**To do:** Images are not part of the copy; transcribe all the data exactly.

[Figure record listings]
════════

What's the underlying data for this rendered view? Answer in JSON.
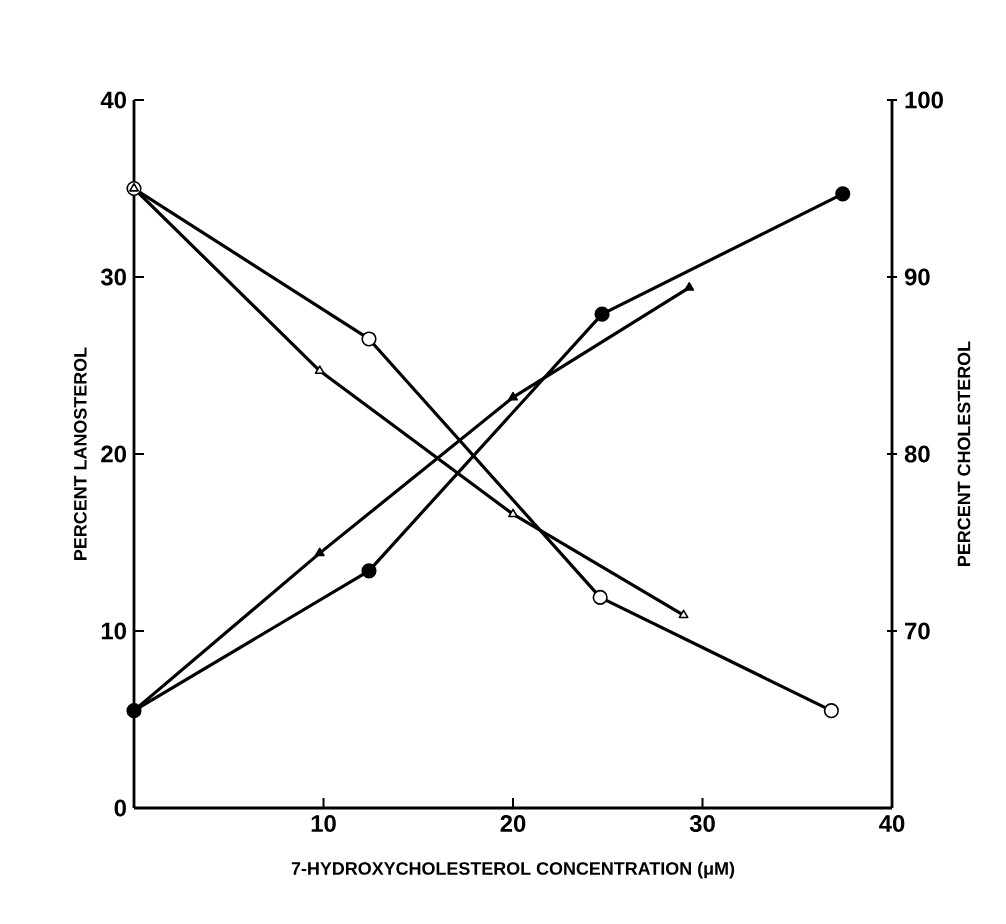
{
  "chart_data": {
    "type": "line",
    "xlabel": "7-HYDROXYCHOLESTEROL CONCENTRATION (μM)",
    "ylabel": "PERCENT LANOSTEROL",
    "y2label": "PERCENT CHOLESTEROL",
    "xlim": [
      0,
      40
    ],
    "xticks": [
      10,
      20,
      30,
      40
    ],
    "ylim": [
      0,
      40
    ],
    "yticks": [
      0,
      10,
      20,
      30,
      40
    ],
    "y2lim": [
      60,
      100
    ],
    "y2ticks": [
      70,
      80,
      90,
      100
    ],
    "grid": false,
    "legend": false,
    "series": [
      {
        "color": "#000000",
        "marker": "circle",
        "x": [
          0,
          12.4,
          24.6,
          36.8
        ],
        "values": [
          35.0,
          26.5,
          11.9,
          5.5
        ]
      },
      {
        "color": "#000000",
        "marker": "triangle",
        "x": [
          0,
          9.8,
          20,
          29
        ],
        "values": [
          35.0,
          24.7,
          16.6,
          10.9
        ]
      },
      {
        "color": "#000000",
        "marker": "circle",
        "axis": "y2",
        "x": [
          0,
          12.4,
          24.7,
          37.4
        ],
        "values": [
          65.5,
          73.4,
          87.9,
          94.7
        ]
      },
      {
        "color": "#000000",
        "marker": "triangle",
        "axis": "y2",
        "x": [
          0,
          9.8,
          20,
          29.3
        ],
        "values": [
          65.5,
          74.4,
          83.2,
          89.4
        ]
      }
    ]
  }
}
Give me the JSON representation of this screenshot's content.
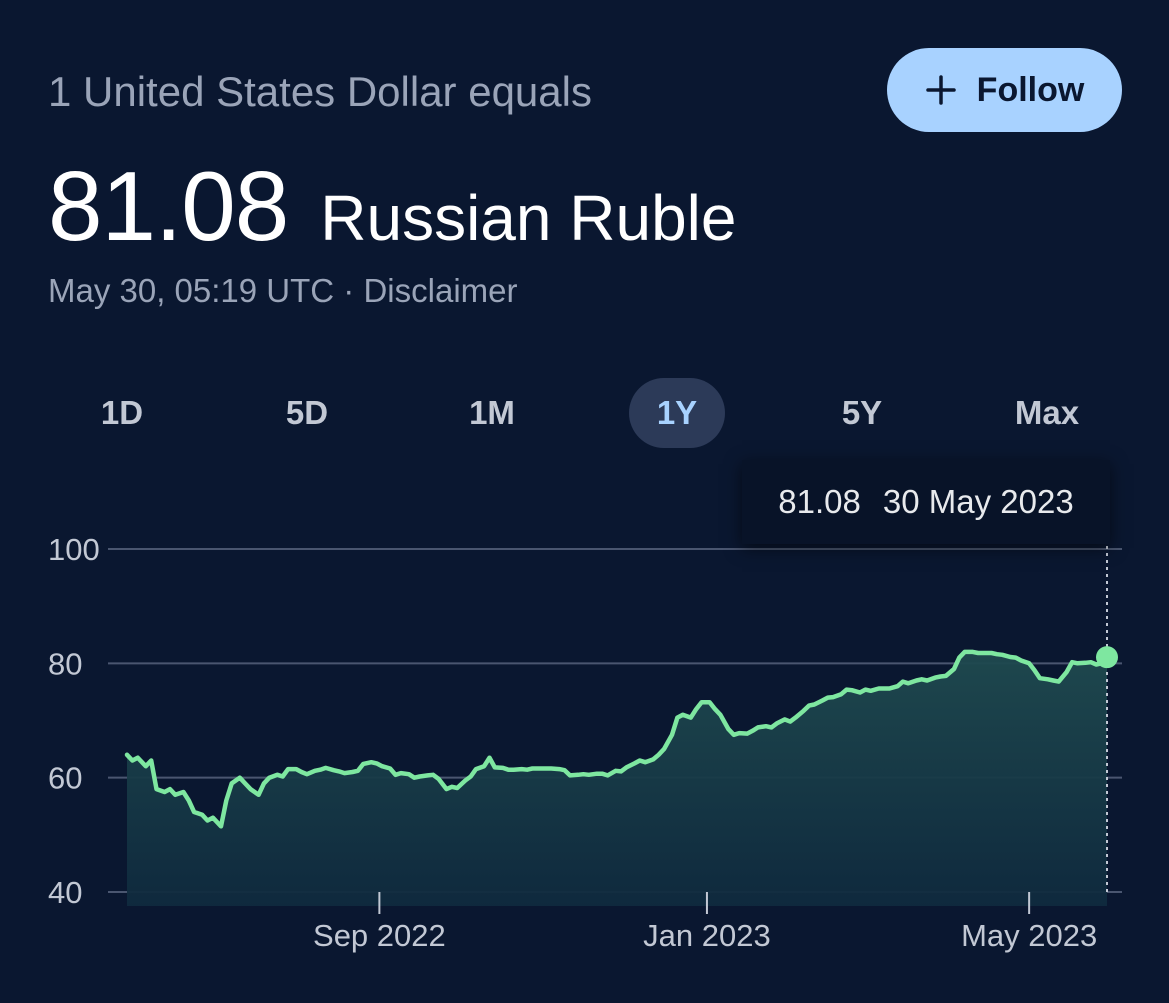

════════

**Result for this task:**
What's the underlying data for this rendered view? Answer in JSON.
{
  "chart_data": {
    "type": "line",
    "xlabel": "7-HYDROXYCHOLESTEROL CONCENTRATION (μM)",
    "ylabel": "PERCENT LANOSTEROL",
    "y2label": "PERCENT CHOLESTEROL",
    "xlim": [
      0,
      40
    ],
    "xticks": [
      10,
      20,
      30,
      40
    ],
    "ylim": [
      0,
      40
    ],
    "yticks": [
      0,
      10,
      20,
      30,
      40
    ],
    "y2lim": [
      60,
      100
    ],
    "y2ticks": [
      70,
      80,
      90,
      100
    ],
    "grid": false,
    "legend": false,
    "series": [
      {
        "color": "#000000",
        "marker": "circle",
        "x": [
          0,
          12.4,
          24.6,
          36.8
        ],
        "values": [
          35.0,
          26.5,
          11.9,
          5.5
        ]
      },
      {
        "color": "#000000",
        "marker": "triangle",
        "x": [
          0,
          9.8,
          20,
          29
        ],
        "values": [
          35.0,
          24.7,
          16.6,
          10.9
        ]
      },
      {
        "color": "#000000",
        "marker": "circle",
        "axis": "y2",
        "x": [
          0,
          12.4,
          24.7,
          37.4
        ],
        "values": [
          65.5,
          73.4,
          87.9,
          94.7
        ]
      },
      {
        "color": "#000000",
        "marker": "triangle",
        "axis": "y2",
        "x": [
          0,
          9.8,
          20,
          29.3
        ],
        "values": [
          65.5,
          74.4,
          83.2,
          89.4
        ]
      }
    ]
  }
}
Give me the JSON representation of this screenshot's content.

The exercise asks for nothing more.